▸ LISTING:

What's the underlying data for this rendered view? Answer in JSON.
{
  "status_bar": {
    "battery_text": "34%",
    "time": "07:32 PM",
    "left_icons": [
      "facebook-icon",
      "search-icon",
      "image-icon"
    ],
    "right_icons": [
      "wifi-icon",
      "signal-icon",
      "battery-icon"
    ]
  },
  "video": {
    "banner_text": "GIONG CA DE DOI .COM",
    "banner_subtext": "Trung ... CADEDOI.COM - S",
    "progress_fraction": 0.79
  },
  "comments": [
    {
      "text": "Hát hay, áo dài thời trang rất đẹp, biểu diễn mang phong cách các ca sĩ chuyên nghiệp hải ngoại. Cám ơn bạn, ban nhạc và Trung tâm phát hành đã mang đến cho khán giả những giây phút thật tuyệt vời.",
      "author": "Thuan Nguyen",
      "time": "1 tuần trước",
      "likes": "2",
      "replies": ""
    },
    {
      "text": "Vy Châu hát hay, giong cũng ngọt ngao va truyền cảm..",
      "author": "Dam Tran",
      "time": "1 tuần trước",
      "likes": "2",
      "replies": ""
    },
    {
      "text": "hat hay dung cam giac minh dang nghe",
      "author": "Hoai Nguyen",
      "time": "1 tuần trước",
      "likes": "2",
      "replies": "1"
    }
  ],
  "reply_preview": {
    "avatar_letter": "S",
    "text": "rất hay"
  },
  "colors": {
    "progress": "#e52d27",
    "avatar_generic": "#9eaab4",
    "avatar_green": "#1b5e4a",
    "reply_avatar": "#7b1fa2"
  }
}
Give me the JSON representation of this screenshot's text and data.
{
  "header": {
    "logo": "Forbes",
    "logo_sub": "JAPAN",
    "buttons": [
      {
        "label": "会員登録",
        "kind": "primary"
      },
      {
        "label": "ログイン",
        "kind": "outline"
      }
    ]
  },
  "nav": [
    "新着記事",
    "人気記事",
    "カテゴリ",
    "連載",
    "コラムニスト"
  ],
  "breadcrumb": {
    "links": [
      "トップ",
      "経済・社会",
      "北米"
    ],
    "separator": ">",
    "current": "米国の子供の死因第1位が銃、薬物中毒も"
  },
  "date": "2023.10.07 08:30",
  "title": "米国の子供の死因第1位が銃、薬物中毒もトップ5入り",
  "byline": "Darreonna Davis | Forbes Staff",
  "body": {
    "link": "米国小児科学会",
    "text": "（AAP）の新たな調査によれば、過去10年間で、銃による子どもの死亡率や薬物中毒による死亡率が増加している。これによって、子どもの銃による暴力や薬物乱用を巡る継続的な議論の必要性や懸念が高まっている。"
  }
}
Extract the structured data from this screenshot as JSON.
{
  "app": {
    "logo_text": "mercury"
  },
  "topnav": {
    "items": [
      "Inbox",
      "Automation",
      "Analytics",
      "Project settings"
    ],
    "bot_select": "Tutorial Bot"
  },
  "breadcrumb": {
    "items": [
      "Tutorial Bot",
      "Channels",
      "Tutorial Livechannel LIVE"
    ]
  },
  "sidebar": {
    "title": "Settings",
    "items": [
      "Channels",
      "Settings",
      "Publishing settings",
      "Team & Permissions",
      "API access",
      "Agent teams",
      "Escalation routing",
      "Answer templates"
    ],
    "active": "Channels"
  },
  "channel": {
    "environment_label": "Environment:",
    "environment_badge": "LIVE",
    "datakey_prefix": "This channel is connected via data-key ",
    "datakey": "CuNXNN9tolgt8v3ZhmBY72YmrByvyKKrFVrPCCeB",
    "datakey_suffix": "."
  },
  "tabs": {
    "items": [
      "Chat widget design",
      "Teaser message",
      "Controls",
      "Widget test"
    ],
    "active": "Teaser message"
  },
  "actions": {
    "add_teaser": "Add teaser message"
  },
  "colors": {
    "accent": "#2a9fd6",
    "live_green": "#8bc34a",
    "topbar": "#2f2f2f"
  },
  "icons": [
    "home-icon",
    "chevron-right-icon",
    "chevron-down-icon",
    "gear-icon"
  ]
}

▸ YOUR INSTRUCTIONS: Using the data above, copy each line that contains "title".

▸ SOLUTION FOR THIS EXERCISE:
  "title": "米国の子供の死因第1位が銃、薬物中毒もトップ5入り",
    "title": "Settings",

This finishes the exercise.